> **EXERCISE DESCRIPTION**
Search the entries below. Return every line that has "xlabel" in it.

════════════════

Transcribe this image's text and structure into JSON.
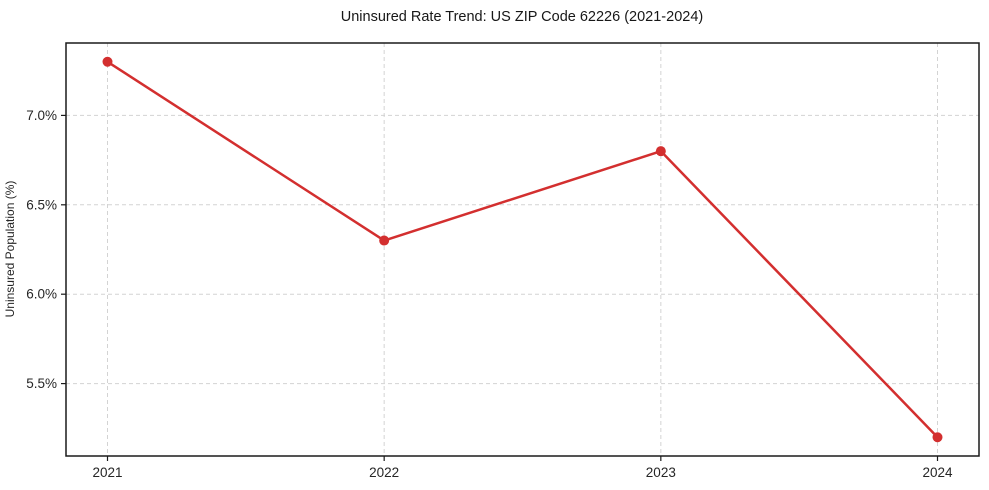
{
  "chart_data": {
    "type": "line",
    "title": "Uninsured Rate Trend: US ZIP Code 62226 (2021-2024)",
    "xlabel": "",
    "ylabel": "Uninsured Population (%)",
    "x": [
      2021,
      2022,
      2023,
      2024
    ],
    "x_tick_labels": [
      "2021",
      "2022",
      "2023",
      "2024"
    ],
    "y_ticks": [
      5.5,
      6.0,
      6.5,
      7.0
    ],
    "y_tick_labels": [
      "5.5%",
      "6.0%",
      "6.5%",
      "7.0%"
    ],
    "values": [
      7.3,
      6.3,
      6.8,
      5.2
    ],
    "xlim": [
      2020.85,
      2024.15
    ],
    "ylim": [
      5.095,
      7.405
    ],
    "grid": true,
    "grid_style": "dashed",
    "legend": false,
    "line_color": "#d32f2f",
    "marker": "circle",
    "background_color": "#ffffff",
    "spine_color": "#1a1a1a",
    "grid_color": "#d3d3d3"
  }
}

════════════════

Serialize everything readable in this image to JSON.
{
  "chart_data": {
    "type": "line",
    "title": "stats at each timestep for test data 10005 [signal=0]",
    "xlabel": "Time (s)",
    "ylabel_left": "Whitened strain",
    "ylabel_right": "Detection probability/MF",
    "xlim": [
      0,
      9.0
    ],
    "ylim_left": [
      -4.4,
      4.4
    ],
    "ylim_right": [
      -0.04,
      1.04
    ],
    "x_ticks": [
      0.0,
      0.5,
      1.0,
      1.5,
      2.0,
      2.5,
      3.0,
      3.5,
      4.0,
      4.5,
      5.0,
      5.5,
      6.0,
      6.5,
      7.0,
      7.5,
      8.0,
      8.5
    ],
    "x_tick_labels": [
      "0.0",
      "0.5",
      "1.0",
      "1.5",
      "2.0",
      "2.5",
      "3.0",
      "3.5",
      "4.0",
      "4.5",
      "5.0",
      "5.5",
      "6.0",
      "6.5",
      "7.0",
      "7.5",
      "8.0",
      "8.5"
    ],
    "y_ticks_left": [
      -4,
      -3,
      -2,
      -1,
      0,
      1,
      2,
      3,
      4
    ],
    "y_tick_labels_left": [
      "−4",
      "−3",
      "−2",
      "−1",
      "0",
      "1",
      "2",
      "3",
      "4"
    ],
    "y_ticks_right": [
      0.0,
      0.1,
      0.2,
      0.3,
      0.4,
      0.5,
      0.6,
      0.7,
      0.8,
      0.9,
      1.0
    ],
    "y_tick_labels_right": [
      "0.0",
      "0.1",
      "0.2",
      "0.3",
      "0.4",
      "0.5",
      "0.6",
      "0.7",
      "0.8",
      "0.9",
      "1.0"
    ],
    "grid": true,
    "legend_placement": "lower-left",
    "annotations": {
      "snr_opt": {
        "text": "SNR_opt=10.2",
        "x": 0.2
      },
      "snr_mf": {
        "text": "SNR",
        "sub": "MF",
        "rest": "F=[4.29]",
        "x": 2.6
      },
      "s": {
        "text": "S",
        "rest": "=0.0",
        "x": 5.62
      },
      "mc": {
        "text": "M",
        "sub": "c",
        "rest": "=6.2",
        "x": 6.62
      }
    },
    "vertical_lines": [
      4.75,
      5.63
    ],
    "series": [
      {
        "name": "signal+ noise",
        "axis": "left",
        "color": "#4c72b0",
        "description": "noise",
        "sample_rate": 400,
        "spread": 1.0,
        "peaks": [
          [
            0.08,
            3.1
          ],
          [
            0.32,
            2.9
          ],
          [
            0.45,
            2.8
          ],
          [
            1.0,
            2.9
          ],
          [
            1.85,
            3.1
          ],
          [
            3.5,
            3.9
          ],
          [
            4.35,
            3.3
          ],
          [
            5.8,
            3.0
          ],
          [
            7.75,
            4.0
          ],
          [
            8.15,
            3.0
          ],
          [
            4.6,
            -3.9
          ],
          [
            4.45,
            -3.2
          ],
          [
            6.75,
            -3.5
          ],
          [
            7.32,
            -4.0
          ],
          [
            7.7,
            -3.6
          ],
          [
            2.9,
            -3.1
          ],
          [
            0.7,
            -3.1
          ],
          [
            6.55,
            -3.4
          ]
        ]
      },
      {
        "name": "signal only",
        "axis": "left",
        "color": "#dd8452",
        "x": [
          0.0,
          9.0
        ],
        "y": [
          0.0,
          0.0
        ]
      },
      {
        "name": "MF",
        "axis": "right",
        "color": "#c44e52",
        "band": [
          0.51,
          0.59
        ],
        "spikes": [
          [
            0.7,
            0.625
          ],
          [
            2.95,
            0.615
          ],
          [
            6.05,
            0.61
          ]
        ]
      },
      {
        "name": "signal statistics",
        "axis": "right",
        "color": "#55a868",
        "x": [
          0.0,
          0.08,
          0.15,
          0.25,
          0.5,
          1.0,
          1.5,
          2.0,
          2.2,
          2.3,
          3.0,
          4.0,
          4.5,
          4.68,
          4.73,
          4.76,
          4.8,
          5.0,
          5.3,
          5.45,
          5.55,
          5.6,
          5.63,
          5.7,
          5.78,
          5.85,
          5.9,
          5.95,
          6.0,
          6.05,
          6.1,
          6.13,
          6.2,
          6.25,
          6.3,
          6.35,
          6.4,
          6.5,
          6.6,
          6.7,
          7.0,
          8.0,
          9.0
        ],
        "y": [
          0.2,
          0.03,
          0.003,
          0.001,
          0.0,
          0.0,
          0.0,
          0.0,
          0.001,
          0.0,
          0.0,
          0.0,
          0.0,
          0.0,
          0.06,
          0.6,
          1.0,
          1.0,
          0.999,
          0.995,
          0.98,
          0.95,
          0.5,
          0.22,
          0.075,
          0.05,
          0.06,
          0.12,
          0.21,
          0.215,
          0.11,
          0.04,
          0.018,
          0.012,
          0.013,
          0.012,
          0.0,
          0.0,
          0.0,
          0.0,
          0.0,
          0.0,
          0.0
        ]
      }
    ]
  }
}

════════════════

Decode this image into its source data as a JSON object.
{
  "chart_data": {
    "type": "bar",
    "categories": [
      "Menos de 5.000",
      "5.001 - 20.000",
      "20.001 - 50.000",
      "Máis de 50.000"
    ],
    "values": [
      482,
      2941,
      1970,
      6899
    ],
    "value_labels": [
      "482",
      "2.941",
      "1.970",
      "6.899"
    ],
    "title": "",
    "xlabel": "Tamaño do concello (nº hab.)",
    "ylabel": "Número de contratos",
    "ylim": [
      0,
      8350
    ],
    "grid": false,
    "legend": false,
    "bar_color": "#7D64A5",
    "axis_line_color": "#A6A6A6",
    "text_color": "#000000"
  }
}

════════════════

> **REPLY**
    "xlabel": "",
    "xlabel": "Time (s)",
    "xlabel": "Tamaño do concello (nº hab.)",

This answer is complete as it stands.